Look through the records that follow. Copy every line containing the word "wall".

_SUPPLIED INFORMATION_
---------------
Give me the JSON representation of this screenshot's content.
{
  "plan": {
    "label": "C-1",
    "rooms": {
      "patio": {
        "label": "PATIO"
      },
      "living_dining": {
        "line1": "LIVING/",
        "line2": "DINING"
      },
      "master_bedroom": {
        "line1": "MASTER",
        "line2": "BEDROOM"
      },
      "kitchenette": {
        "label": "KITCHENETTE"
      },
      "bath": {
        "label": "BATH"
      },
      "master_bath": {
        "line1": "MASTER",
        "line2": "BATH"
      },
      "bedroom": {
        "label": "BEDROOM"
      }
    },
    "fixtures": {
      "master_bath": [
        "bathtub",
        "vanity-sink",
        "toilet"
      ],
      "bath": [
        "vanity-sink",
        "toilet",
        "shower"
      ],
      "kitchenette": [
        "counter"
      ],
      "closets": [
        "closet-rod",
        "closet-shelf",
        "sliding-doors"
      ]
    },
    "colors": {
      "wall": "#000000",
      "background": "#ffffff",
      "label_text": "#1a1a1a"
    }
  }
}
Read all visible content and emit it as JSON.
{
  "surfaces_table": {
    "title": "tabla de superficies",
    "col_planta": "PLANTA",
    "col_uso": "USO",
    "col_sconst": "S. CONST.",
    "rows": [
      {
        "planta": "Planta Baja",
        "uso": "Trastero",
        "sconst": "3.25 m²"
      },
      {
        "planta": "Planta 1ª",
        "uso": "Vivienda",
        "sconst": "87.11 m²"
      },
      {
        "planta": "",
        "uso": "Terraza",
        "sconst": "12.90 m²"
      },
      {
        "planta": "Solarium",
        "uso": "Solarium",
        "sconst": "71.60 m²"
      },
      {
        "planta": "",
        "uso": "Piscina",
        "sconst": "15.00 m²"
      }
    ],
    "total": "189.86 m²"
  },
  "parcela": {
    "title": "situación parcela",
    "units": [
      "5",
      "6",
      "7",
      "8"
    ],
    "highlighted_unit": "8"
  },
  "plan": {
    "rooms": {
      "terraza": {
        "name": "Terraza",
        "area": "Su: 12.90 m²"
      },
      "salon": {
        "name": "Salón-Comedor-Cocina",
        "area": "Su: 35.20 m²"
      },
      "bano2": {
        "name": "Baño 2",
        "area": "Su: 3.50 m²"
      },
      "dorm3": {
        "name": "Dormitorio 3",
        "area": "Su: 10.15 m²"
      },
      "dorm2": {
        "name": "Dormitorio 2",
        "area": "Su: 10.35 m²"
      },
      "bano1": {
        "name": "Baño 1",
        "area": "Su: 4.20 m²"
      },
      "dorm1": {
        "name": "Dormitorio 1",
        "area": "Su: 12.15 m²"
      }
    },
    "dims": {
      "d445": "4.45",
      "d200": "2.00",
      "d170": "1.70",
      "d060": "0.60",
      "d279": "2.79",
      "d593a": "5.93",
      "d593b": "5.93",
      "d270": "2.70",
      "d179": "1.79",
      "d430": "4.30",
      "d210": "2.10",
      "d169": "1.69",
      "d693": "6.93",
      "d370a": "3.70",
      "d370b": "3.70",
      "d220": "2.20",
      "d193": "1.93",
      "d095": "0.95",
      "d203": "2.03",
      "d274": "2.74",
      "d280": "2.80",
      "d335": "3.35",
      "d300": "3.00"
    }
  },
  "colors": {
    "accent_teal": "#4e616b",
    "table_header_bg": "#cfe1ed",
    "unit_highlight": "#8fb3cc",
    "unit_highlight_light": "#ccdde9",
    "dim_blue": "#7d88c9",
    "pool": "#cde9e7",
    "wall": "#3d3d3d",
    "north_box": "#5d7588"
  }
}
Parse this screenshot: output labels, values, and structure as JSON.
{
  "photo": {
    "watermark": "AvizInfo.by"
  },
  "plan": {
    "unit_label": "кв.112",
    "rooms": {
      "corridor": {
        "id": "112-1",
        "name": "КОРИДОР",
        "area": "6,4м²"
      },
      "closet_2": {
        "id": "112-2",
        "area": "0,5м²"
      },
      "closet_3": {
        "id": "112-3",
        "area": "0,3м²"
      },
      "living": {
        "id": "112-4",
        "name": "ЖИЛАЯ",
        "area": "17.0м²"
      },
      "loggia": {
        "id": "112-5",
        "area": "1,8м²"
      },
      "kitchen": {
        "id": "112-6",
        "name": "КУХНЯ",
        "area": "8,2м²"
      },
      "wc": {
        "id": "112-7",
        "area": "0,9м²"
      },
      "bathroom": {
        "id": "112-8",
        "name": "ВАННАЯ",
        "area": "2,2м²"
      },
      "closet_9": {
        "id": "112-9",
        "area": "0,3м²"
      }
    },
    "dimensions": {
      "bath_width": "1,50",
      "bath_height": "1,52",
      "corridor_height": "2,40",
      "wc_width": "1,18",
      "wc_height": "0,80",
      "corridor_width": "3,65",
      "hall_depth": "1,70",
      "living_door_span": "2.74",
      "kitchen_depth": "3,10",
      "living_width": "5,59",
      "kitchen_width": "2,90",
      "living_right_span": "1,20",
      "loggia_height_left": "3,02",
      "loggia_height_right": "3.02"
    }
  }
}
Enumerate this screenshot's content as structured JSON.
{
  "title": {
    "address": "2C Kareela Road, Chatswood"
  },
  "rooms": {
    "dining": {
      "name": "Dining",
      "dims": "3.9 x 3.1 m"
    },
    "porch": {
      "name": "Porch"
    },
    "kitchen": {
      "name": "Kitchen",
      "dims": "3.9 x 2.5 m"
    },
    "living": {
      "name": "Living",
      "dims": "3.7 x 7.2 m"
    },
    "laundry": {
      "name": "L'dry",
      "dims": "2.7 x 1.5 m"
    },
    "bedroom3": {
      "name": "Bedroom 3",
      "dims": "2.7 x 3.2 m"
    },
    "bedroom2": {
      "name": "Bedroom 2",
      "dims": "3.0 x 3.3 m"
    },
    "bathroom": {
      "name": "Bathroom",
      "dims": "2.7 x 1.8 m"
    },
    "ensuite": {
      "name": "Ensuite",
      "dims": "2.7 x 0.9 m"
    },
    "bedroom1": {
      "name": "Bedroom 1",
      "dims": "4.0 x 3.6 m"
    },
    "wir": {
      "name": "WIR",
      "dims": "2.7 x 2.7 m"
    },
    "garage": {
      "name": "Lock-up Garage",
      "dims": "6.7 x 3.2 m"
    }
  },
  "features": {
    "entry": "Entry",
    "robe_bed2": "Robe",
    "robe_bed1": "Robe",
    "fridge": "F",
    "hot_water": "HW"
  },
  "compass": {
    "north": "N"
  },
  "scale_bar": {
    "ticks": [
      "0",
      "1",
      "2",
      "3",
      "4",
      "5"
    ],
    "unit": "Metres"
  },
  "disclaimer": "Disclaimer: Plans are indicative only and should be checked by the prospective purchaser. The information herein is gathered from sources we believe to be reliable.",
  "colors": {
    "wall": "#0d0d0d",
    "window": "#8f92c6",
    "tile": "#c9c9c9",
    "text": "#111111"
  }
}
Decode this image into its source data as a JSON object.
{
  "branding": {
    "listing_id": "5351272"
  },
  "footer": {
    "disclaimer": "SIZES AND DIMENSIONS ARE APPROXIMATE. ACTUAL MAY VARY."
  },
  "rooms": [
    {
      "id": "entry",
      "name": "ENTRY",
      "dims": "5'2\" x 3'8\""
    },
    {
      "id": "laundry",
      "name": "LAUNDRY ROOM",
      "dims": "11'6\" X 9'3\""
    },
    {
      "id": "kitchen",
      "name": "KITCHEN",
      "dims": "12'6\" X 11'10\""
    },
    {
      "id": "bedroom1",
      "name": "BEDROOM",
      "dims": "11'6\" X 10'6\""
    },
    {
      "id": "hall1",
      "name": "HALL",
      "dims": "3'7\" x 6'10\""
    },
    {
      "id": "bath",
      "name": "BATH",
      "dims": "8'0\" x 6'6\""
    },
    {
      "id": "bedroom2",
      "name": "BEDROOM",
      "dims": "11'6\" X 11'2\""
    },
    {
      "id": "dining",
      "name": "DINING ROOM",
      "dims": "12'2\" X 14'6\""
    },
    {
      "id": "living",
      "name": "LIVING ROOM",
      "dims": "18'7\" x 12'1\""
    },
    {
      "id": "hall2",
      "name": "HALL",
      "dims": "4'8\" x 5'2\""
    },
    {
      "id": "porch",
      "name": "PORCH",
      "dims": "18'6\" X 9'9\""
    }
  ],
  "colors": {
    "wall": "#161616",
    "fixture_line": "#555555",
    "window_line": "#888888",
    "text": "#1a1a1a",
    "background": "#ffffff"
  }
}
---------------
_ANSWER BELOW_
      "wall": "#000000",
    "wall": "#3d3d3d",
    "wall": "#0d0d0d",
    "wall": "#161616",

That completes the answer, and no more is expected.